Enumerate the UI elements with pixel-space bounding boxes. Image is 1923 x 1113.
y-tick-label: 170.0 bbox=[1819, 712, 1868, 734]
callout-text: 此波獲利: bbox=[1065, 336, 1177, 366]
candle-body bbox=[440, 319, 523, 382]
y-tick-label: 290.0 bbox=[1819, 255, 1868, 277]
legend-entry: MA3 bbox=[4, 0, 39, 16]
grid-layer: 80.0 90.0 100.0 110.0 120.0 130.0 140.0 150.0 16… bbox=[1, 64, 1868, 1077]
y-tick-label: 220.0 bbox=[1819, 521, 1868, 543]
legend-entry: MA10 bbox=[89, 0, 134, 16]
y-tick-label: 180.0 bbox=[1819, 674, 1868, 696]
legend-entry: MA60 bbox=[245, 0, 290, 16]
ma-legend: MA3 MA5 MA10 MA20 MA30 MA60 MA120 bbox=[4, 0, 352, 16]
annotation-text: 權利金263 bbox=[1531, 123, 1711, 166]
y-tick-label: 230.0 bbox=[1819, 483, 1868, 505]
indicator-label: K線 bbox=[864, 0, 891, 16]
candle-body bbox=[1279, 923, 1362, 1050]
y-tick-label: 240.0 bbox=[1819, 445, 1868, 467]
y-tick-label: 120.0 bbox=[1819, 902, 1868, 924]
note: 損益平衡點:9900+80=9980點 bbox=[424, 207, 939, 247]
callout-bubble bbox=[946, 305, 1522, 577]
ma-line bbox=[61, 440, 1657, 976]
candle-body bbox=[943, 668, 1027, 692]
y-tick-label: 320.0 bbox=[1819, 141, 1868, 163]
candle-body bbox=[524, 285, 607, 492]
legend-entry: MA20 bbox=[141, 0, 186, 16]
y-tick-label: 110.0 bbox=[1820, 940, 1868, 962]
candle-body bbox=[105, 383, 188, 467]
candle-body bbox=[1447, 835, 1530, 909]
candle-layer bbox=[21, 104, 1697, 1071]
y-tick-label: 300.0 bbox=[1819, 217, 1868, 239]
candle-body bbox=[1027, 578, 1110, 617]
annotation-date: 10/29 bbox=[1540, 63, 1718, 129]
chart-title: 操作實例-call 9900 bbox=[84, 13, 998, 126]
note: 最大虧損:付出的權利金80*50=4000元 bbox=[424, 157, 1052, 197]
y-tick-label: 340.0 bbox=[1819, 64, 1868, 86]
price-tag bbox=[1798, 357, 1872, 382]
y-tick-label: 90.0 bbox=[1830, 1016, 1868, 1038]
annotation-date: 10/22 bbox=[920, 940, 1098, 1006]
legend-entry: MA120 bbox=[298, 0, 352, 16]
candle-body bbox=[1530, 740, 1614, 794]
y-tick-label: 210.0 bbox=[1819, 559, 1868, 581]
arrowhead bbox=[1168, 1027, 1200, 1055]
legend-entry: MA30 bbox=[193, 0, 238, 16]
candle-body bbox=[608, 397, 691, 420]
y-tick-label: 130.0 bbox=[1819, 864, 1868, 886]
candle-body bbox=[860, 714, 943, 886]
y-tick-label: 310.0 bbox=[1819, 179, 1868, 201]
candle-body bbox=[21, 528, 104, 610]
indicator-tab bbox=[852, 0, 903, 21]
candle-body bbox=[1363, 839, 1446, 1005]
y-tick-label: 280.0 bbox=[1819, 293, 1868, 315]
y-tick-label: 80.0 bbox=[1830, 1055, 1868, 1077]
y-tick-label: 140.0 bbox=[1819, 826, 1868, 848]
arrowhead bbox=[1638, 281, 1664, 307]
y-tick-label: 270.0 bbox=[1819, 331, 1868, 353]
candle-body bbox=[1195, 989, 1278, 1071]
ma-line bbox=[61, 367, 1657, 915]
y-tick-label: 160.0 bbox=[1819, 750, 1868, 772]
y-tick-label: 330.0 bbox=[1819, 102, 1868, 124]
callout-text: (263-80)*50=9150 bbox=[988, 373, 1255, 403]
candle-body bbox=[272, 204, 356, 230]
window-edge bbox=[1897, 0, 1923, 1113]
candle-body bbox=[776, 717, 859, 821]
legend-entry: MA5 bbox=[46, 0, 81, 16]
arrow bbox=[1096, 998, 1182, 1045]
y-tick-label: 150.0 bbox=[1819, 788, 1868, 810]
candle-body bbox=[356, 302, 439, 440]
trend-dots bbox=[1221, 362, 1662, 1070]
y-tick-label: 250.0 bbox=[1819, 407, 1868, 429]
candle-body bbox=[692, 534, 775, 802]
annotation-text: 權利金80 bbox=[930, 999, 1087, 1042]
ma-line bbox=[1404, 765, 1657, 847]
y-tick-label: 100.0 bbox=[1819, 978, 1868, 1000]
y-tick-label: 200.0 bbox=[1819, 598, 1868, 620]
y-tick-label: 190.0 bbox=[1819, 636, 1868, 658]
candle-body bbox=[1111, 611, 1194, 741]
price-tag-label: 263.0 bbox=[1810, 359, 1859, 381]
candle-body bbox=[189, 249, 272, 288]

□ □ □ □ □

▶ **INSTRUCTIONS FOR THE TASK**: Copy the rows above exactly, from the first row through the row that contains "y-tick-label: 110.0 bbox=[1820, 940, 1868, 962]", including both of these rows.

▶ **TASK SOLUTION**:
Enumerate the UI elements with pixel-space bounding boxes. Image is 1923 x 1113.
y-tick-label: 170.0 bbox=[1819, 712, 1868, 734]
callout-text: 此波獲利: bbox=[1065, 336, 1177, 366]
candle-body bbox=[440, 319, 523, 382]
y-tick-label: 290.0 bbox=[1819, 255, 1868, 277]
legend-entry: MA3 bbox=[4, 0, 39, 16]
grid-layer: 80.0 90.0 100.0 110.0 120.0 130.0 140.0 150.0 16… bbox=[1, 64, 1868, 1077]
y-tick-label: 220.0 bbox=[1819, 521, 1868, 543]
legend-entry: MA10 bbox=[89, 0, 134, 16]
y-tick-label: 180.0 bbox=[1819, 674, 1868, 696]
legend-entry: MA60 bbox=[245, 0, 290, 16]
ma-legend: MA3 MA5 MA10 MA20 MA30 MA60 MA120 bbox=[4, 0, 352, 16]
annotation-text: 權利金263 bbox=[1531, 123, 1711, 166]
y-tick-label: 230.0 bbox=[1819, 483, 1868, 505]
indicator-label: K線 bbox=[864, 0, 891, 16]
candle-body bbox=[1279, 923, 1362, 1050]
y-tick-label: 240.0 bbox=[1819, 445, 1868, 467]
y-tick-label: 120.0 bbox=[1819, 902, 1868, 924]
note: 損益平衡點:9900+80=9980點 bbox=[424, 207, 939, 247]
callout-bubble bbox=[946, 305, 1522, 577]
ma-line bbox=[61, 440, 1657, 976]
candle-body bbox=[943, 668, 1027, 692]
y-tick-label: 320.0 bbox=[1819, 141, 1868, 163]
candle-body bbox=[524, 285, 607, 492]
legend-entry: MA20 bbox=[141, 0, 186, 16]
y-tick-label: 110.0 bbox=[1820, 940, 1868, 962]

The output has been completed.